[start of LISTED RECORDS]
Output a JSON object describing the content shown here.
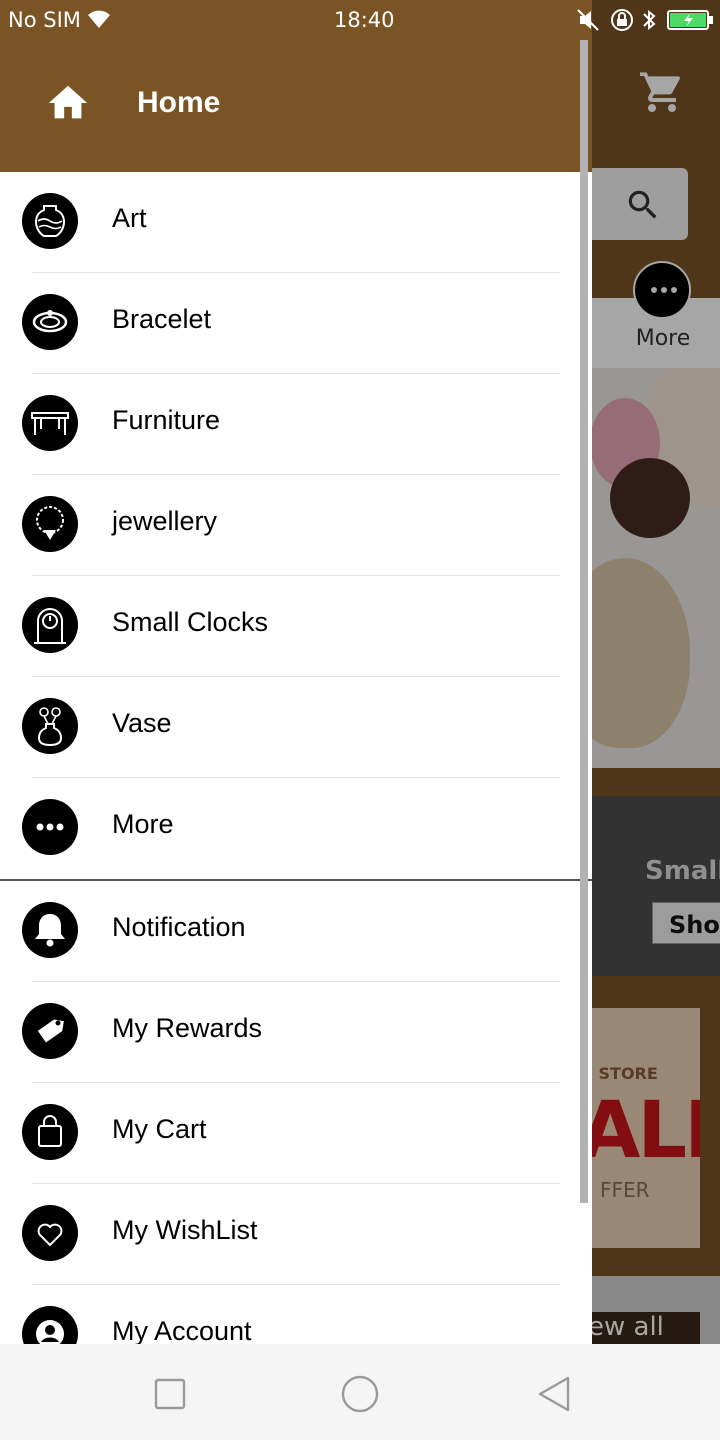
{
  "status_bar": {
    "carrier": "No SIM",
    "time": "18:40",
    "icons": [
      "wifi-icon",
      "mute-icon",
      "lock-icon",
      "bluetooth-icon",
      "battery-icon"
    ]
  },
  "background": {
    "more_label": "More",
    "small_label": "Small",
    "shop_label": "Shop",
    "sale_store": "E STORE",
    "sale_big": "ALE",
    "sale_offer": "FFER",
    "view_all": "ew all"
  },
  "drawer": {
    "header_title": "Home",
    "categories": [
      {
        "label": "Art",
        "icon": "art-vase-icon"
      },
      {
        "label": "Bracelet",
        "icon": "bracelet-icon"
      },
      {
        "label": "Furniture",
        "icon": "furniture-icon"
      },
      {
        "label": "jewellery",
        "icon": "jewellery-icon"
      },
      {
        "label": "Small Clocks",
        "icon": "clock-icon"
      },
      {
        "label": "Vase",
        "icon": "vase-icon"
      },
      {
        "label": "More",
        "icon": "more-icon"
      }
    ],
    "account_items": [
      {
        "label": "Notification",
        "icon": "bell-icon"
      },
      {
        "label": "My Rewards",
        "icon": "tag-icon"
      },
      {
        "label": "My Cart",
        "icon": "bag-icon"
      },
      {
        "label": "My WishList",
        "icon": "heart-icon"
      },
      {
        "label": "My Account",
        "icon": "account-icon"
      }
    ]
  },
  "colors": {
    "brand": "#7b5425",
    "drawer_bg": "#ffffff",
    "icon_bg": "#000000"
  }
}
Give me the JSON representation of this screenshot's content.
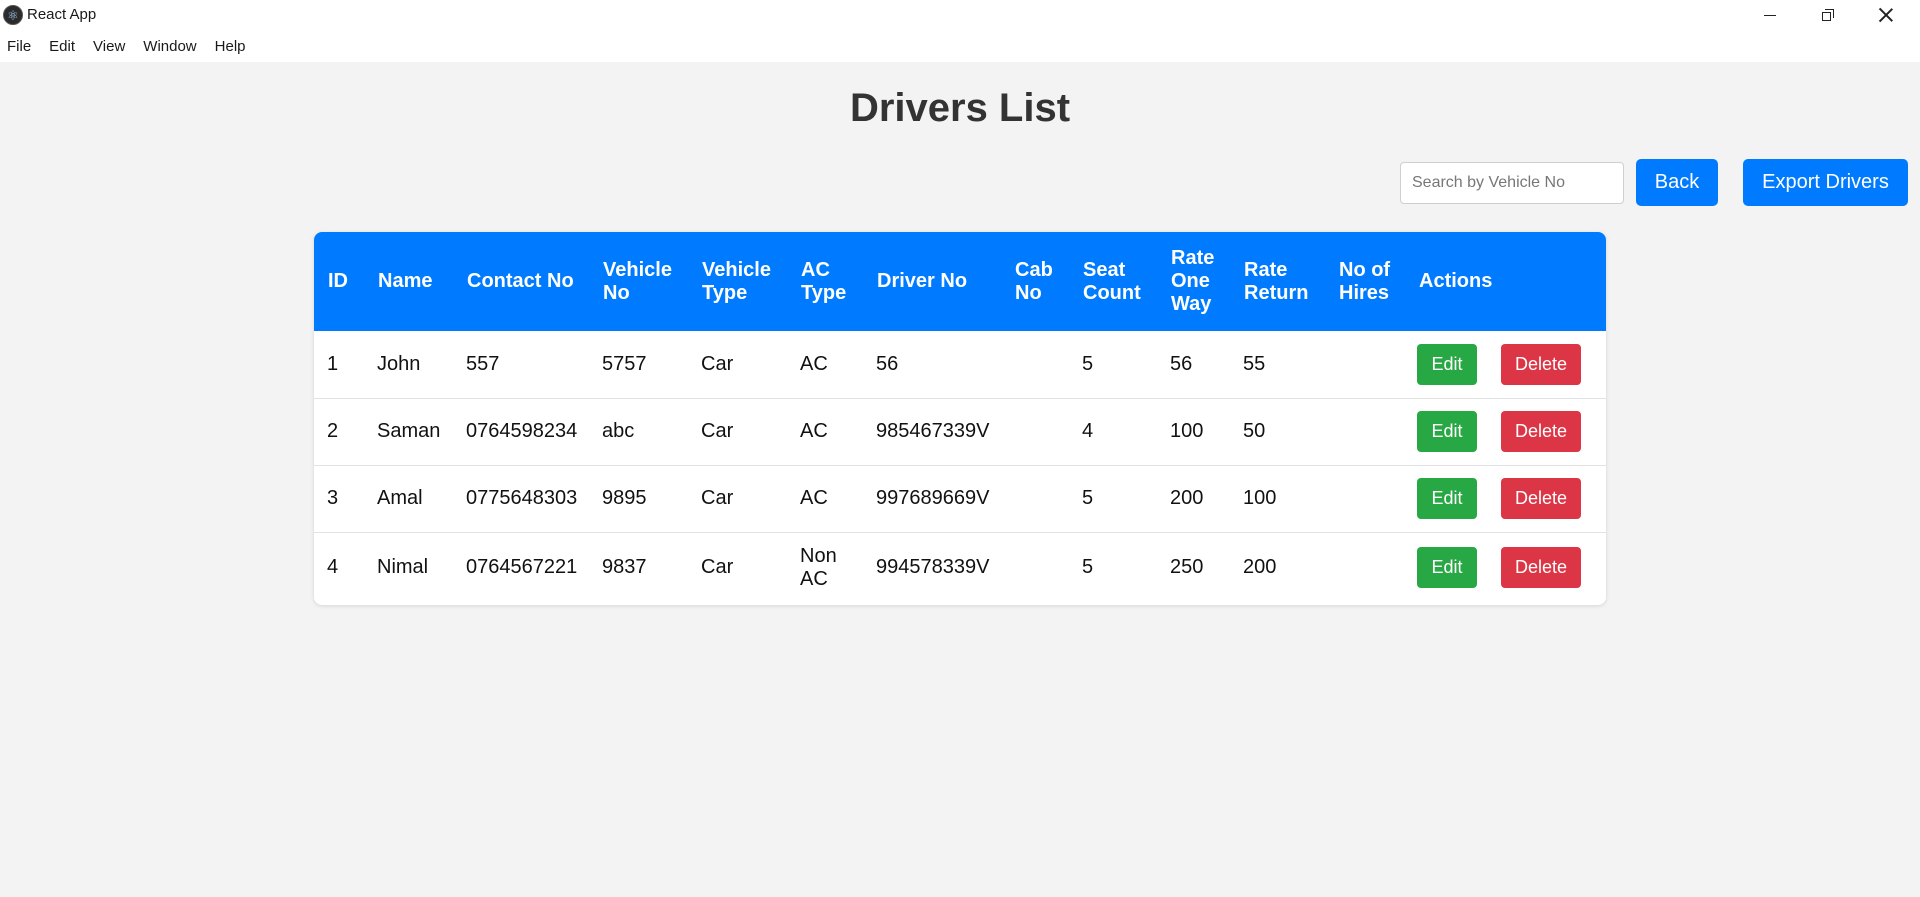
{
  "window": {
    "title": "React App",
    "icon": "react-atom-icon"
  },
  "menu": {
    "items": [
      "File",
      "Edit",
      "View",
      "Window",
      "Help"
    ]
  },
  "page": {
    "title": "Drivers List"
  },
  "toolbar": {
    "search_placeholder": "Search by Vehicle No",
    "search_value": "",
    "back_label": "Back",
    "export_label": "Export Drivers"
  },
  "table": {
    "headers": [
      "ID",
      "Name",
      "Contact No",
      "Vehicle No",
      "Vehicle Type",
      "AC Type",
      "Driver No",
      "Cab No",
      "Seat Count",
      "Rate One Way",
      "Rate Return",
      "No of Hires",
      "Actions"
    ],
    "rows": [
      {
        "id": "1",
        "name": "John",
        "contact": "557",
        "vehicle_no": "5757",
        "vehicle_type": "Car",
        "ac_type": "AC",
        "driver_no": "56",
        "cab_no": "",
        "seat_count": "5",
        "rate_one_way": "56",
        "rate_return": "55",
        "no_of_hires": ""
      },
      {
        "id": "2",
        "name": "Saman",
        "contact": "0764598234",
        "vehicle_no": "abc",
        "vehicle_type": "Car",
        "ac_type": "AC",
        "driver_no": "985467339V",
        "cab_no": "",
        "seat_count": "4",
        "rate_one_way": "100",
        "rate_return": "50",
        "no_of_hires": ""
      },
      {
        "id": "3",
        "name": "Amal",
        "contact": "0775648303",
        "vehicle_no": "9895",
        "vehicle_type": "Car",
        "ac_type": "AC",
        "driver_no": "997689669V",
        "cab_no": "",
        "seat_count": "5",
        "rate_one_way": "200",
        "rate_return": "100",
        "no_of_hires": ""
      },
      {
        "id": "4",
        "name": "Nimal",
        "contact": "0764567221",
        "vehicle_no": "9837",
        "vehicle_type": "Car",
        "ac_type": "Non AC",
        "driver_no": "994578339V",
        "cab_no": "",
        "seat_count": "5",
        "rate_one_way": "250",
        "rate_return": "200",
        "no_of_hires": ""
      }
    ],
    "edit_label": "Edit",
    "delete_label": "Delete"
  },
  "colors": {
    "primary": "#007bff",
    "success": "#28a745",
    "danger": "#dc3545",
    "background": "#f3f3f3"
  }
}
[end of LISTED RECORDS]
TASK TO CARRY OUT: Quote every line word for word and keep the images out of the copy.

SOLVED PROBLEM:
Output a JSON object describing the content shown here.
{
  "status_bar": {
    "carrier": "No SIM",
    "time": "18:40",
    "icons": [
      "wifi-icon",
      "mute-icon",
      "lock-icon",
      "bluetooth-icon",
      "battery-icon"
    ]
  },
  "background": {
    "more_label": "More",
    "small_label": "Small",
    "shop_label": "Shop",
    "sale_store": "E STORE",
    "sale_big": "ALE",
    "sale_offer": "FFER",
    "view_all": "ew all"
  },
  "drawer": {
    "header_title": "Home",
    "categories": [
      {
        "label": "Art",
        "icon": "art-vase-icon"
      },
      {
        "label": "Bracelet",
        "icon": "bracelet-icon"
      },
      {
        "label": "Furniture",
        "icon": "furniture-icon"
      },
      {
        "label": "jewellery",
        "icon": "jewellery-icon"
      },
      {
        "label": "Small Clocks",
        "icon": "clock-icon"
      },
      {
        "label": "Vase",
        "icon": "vase-icon"
      },
      {
        "label": "More",
        "icon": "more-icon"
      }
    ],
    "account_items": [
      {
        "label": "Notification",
        "icon": "bell-icon"
      },
      {
        "label": "My Rewards",
        "icon": "tag-icon"
      },
      {
        "label": "My Cart",
        "icon": "bag-icon"
      },
      {
        "label": "My WishList",
        "icon": "heart-icon"
      },
      {
        "label": "My Account",
        "icon": "account-icon"
      }
    ]
  },
  "colors": {
    "brand": "#7b5425",
    "drawer_bg": "#ffffff",
    "icon_bg": "#000000"
  }
}
Give me the JSON representation of this screenshot's content.
{
  "window": {
    "title": "React App",
    "icon": "react-atom-icon"
  },
  "menu": {
    "items": [
      "File",
      "Edit",
      "View",
      "Window",
      "Help"
    ]
  },
  "page": {
    "title": "Drivers List"
  },
  "toolbar": {
    "search_placeholder": "Search by Vehicle No",
    "search_value": "",
    "back_label": "Back",
    "export_label": "Export Drivers"
  },
  "table": {
    "headers": [
      "ID",
      "Name",
      "Contact No",
      "Vehicle No",
      "Vehicle Type",
      "AC Type",
      "Driver No",
      "Cab No",
      "Seat Count",
      "Rate One Way",
      "Rate Return",
      "No of Hires",
      "Actions"
    ],
    "rows": [
      {
        "id": "1",
        "name": "John",
        "contact": "557",
        "vehicle_no": "5757",
        "vehicle_type": "Car",
        "ac_type": "AC",
        "driver_no": "56",
        "cab_no": "",
        "seat_count": "5",
        "rate_one_way": "56",
        "rate_return": "55",
        "no_of_hires": ""
      },
      {
        "id": "2",
        "name": "Saman",
        "contact": "0764598234",
        "vehicle_no": "abc",
        "vehicle_type": "Car",
        "ac_type": "AC",
        "driver_no": "985467339V",
        "cab_no": "",
        "seat_count": "4",
        "rate_one_way": "100",
        "rate_return": "50",
        "no_of_hires": ""
      },
      {
        "id": "3",
        "name": "Amal",
        "contact": "0775648303",
        "vehicle_no": "9895",
        "vehicle_type": "Car",
        "ac_type": "AC",
        "driver_no": "997689669V",
        "cab_no": "",
        "seat_count": "5",
        "rate_one_way": "200",
        "rate_return": "100",
        "no_of_hires": ""
      },
      {
        "id": "4",
        "name": "Nimal",
        "contact": "0764567221",
        "vehicle_no": "9837",
        "vehicle_type": "Car",
        "ac_type": "Non AC",
        "driver_no": "994578339V",
        "cab_no": "",
        "seat_count": "5",
        "rate_one_way": "250",
        "rate_return": "200",
        "no_of_hires": ""
      }
    ],
    "edit_label": "Edit",
    "delete_label": "Delete"
  },
  "colors": {
    "primary": "#007bff",
    "success": "#28a745",
    "danger": "#dc3545",
    "background": "#f3f3f3"
  }
}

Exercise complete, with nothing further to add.